▶ WHAT YOU SHOULD DO:
Each line below should be reproduced without any alteration.

▶ DATASET RECORDS:
---*---

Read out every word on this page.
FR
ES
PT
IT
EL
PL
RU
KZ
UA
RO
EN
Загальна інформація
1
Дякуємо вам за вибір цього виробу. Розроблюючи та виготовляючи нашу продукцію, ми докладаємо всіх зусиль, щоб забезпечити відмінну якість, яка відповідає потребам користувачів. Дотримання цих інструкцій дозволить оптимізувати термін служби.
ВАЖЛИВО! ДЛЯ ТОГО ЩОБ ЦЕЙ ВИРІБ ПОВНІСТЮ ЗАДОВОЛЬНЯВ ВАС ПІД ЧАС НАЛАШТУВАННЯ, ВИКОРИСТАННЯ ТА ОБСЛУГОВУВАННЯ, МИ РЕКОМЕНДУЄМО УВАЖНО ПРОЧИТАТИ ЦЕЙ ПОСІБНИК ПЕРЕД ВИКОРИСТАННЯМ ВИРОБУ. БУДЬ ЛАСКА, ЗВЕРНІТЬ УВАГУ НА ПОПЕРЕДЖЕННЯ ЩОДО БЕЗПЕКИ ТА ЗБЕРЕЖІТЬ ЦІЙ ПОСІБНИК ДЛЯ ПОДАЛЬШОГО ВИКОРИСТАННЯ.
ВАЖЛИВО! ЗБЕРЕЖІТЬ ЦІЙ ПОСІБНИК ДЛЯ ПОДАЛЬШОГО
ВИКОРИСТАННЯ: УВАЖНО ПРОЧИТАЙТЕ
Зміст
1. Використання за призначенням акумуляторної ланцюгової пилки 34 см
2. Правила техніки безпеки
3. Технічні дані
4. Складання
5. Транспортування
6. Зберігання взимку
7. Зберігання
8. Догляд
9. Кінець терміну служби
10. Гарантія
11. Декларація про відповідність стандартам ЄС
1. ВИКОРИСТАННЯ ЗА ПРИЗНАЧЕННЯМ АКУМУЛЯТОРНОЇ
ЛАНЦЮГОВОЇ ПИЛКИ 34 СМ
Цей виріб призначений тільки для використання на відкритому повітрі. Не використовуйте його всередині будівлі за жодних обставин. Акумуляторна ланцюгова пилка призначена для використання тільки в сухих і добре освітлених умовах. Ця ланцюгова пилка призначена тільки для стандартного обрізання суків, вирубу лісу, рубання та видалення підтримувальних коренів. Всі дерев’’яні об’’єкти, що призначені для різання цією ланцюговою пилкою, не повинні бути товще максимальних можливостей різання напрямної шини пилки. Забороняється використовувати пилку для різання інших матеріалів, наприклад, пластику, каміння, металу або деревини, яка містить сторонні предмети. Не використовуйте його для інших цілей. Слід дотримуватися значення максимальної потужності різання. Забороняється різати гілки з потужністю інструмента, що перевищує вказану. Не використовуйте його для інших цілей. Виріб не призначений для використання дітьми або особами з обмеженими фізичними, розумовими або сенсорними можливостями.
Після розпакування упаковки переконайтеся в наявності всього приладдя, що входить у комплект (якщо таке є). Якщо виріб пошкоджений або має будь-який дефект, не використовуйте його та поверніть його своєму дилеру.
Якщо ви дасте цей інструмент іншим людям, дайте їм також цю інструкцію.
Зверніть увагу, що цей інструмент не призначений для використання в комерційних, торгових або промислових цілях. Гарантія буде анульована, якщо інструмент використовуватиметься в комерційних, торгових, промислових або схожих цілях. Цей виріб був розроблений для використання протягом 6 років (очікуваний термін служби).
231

---*---

▶ TASK RESPONSE:
Read out every word on this page.
FR
ES
PT
IT
EL
PL
RU
KZ
UA
RO
EN
Загальна інформація
1
Дякуємо вам за вибір цього виробу. Розроблюючи та виготовляючи нашу продукцію, ми докладаємо всіх зусиль, щоб забезпечити відмінну якість, яка відповідає потребам користувачів. Дотримання цих інструкцій дозволить оптимізувати термін служби.
ВАЖЛИВО! ДЛЯ ТОГО ЩОБ ЦЕЙ ВИРІБ ПОВНІСТЮ ЗАДОВОЛЬНЯВ ВАС ПІД ЧАС НАЛАШТУВАННЯ, ВИКОРИСТАННЯ ТА ОБСЛУГОВУВАННЯ, МИ РЕКОМЕНДУЄМО УВАЖНО ПРОЧИТАТИ ЦЕЙ ПОСІБНИК ПЕРЕД ВИКОРИСТАННЯМ ВИРОБУ. БУДЬ ЛАСКА, ЗВЕРНІТЬ УВАГУ НА ПОПЕРЕДЖЕННЯ ЩОДО БЕЗПЕКИ ТА ЗБЕРЕЖІТЬ ЦІЙ ПОСІБНИК ДЛЯ ПОДАЛЬШОГО ВИКОРИСТАННЯ.
ВАЖЛИВО! ЗБЕРЕЖІТЬ ЦІЙ ПОСІБНИК ДЛЯ ПОДАЛЬШОГО
ВИКОРИСТАННЯ: УВАЖНО ПРОЧИТАЙТЕ
Зміст
1. Використання за призначенням акумуляторної ланцюгової пилки 34 см
2. Правила техніки безпеки
3. Технічні дані
4. Складання
5. Транспортування
6. Зберігання взимку
7. Зберігання
8. Догляд
9. Кінець терміну служби
10. Гарантія
11. Декларація про відповідність стандартам ЄС
1. ВИКОРИСТАННЯ ЗА ПРИЗНАЧЕННЯМ АКУМУЛЯТОРНОЇ
ЛАНЦЮГОВОЇ ПИЛКИ 34 СМ
Цей виріб призначений тільки для використання на відкритому повітрі. Не використовуйте його всередині будівлі за жодних обставин. Акумуляторна ланцюгова пилка призначена для використання тільки в сухих і добре освітлених умовах. Ця ланцюгова пилка призначена тільки для стандартного обрізання суків, вирубу лісу, рубання та видалення підтримувальних коренів. Всі дерев’’яні об’’єкти, що призначені для різання цією ланцюговою пилкою, не повинні бути товще максимальних можливостей різання напрямної шини пилки. Забороняється використовувати пилку для різання інших матеріалів, наприклад, пластику, каміння, металу або деревини, яка містить сторонні предмети. Не використовуйте його для інших цілей. Слід дотримуватися значення максимальної потужності різання. Забороняється різати гілки з потужністю інструмента, що перевищує вказану. Не використовуйте його для інших цілей. Виріб не призначений для використання дітьми або особами з обмеженими фізичними, розумовими або сенсорними можливостями.
Після розпакування упаковки переконайтеся в наявності всього приладдя, що входить у комплект (якщо таке є). Якщо виріб пошкоджений або має будь-який дефект, не використовуйте його та поверніть його своєму дилеру.
Якщо ви дасте цей інструмент іншим людям, дайте їм також цю інструкцію.
Зверніть увагу, що цей інструмент не призначений для використання в комерційних, торгових або промислових цілях. Гарантія буде анульована, якщо інструмент використовуватиметься в комерційних, торгових, промислових або схожих цілях. Цей виріб був розроблений для використання протягом 6 років (очікуваний термін служби).
231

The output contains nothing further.